**TO BE DONE:**
Tally every line of the listing where the string "label" is found, and state the total alone.
* Begin *
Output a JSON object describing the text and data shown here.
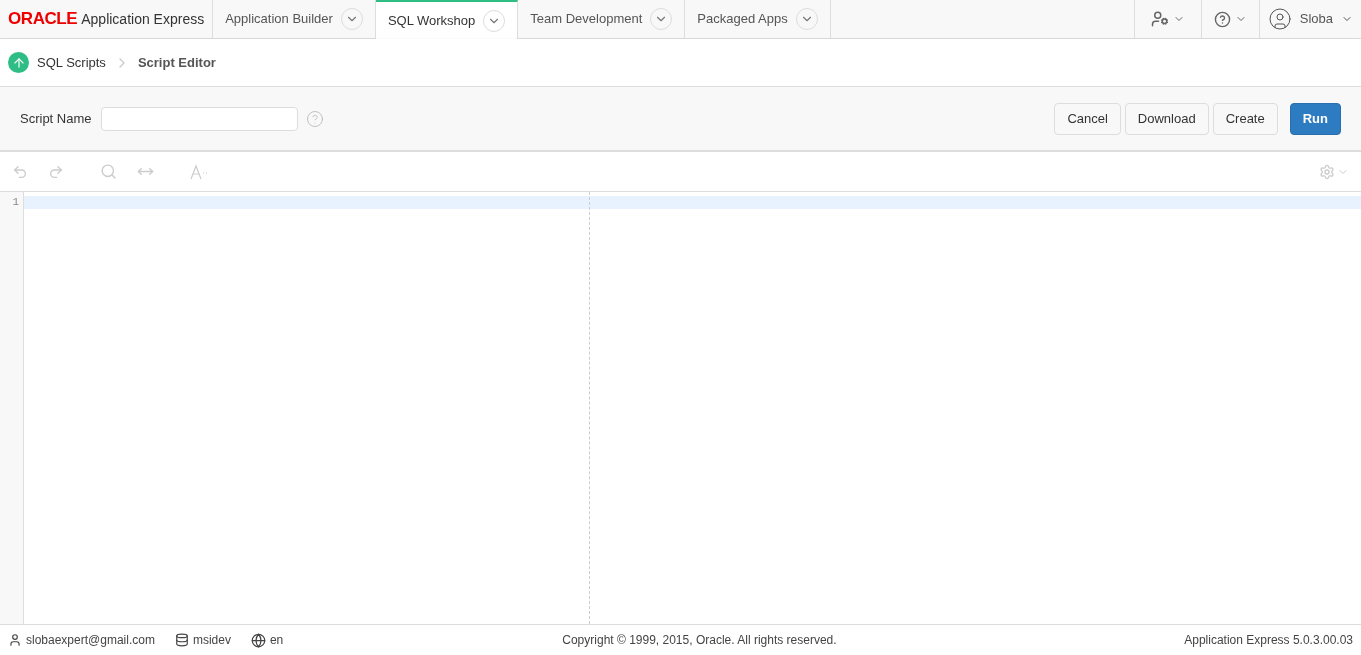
{
  "brand": {
    "logo": "ORACLE",
    "product": "Application Express"
  },
  "tabs": [
    {
      "label": "Application Builder",
      "selected": false
    },
    {
      "label": "SQL Workshop",
      "selected": true
    },
    {
      "label": "Team Development",
      "selected": false
    },
    {
      "label": "Packaged Apps",
      "selected": false
    }
  ],
  "user": {
    "name": "Sloba"
  },
  "breadcrumb": [
    {
      "label": "SQL Scripts",
      "current": false
    },
    {
      "label": "Script Editor",
      "current": true
    }
  ],
  "form": {
    "label": "Script Name"
  },
  "buttons": [
    {
      "label": "Cancel",
      "kind": "default"
    },
    {
      "label": "Download",
      "kind": "default"
    },
    {
      "label": "Create",
      "kind": "default"
    },
    {
      "label": "Run",
      "kind": "primary"
    }
  ],
  "editor": {
    "line_numbers": [
      "1"
    ]
  },
  "footer": {
    "user": "slobaexpert@gmail.com",
    "workspace": "msidev",
    "language": "en",
    "copyright": "Copyright © 1999, 2015, Oracle. All rights reserved.",
    "version": "Application Express 5.0.3.00.03"
  }
}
* End *
**TASK SOLUTION:**
11